Figure collection entries:
━━━━

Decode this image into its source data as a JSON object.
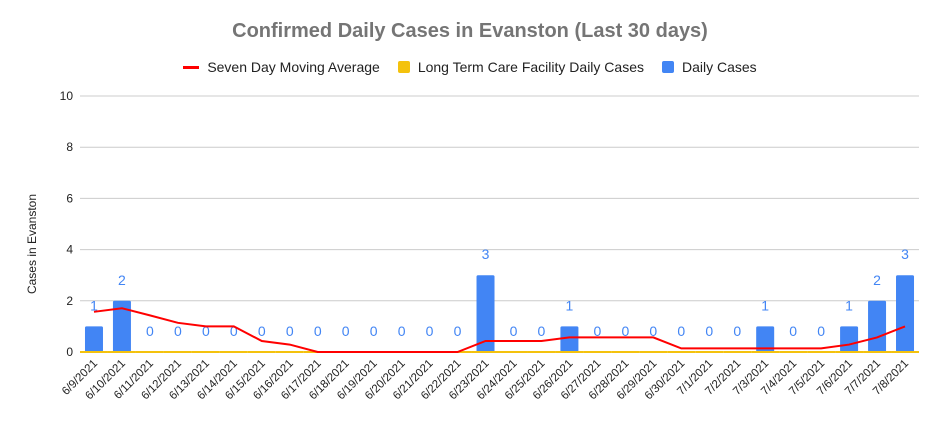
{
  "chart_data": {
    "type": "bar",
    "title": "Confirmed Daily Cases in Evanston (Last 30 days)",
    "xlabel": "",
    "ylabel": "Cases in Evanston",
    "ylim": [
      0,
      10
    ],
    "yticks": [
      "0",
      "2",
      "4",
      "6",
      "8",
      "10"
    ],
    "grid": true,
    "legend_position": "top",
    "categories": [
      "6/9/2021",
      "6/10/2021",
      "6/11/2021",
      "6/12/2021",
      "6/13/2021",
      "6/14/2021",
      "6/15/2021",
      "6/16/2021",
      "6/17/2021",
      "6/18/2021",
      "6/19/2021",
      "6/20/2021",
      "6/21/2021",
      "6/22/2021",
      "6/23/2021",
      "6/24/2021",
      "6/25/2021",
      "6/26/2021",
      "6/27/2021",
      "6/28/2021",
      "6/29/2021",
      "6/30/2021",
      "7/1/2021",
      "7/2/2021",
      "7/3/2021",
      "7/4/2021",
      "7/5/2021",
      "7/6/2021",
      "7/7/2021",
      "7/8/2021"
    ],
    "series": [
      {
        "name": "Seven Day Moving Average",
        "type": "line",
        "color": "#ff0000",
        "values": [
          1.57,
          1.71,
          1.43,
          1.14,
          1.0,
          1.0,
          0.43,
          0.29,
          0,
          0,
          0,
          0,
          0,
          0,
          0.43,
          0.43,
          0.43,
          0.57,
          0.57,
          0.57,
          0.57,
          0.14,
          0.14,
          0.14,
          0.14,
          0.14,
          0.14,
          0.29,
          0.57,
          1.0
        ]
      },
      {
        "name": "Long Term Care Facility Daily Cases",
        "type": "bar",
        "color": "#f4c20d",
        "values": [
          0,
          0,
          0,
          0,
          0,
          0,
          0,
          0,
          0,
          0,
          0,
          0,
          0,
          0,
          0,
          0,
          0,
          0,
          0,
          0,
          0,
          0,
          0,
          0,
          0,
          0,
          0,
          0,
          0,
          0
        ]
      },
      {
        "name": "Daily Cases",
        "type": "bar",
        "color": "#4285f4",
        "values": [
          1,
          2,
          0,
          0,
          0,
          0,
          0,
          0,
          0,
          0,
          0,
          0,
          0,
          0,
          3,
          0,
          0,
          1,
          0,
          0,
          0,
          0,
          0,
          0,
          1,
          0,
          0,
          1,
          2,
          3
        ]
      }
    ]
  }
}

━━━━

What you should do →
Filter the records for lines holding the string "Evanston". Copy each one.

Solution →
    "title": "Confirmed Daily Cases in Evanston (Last 30 days)",
    "ylabel": "Cases in Evanston",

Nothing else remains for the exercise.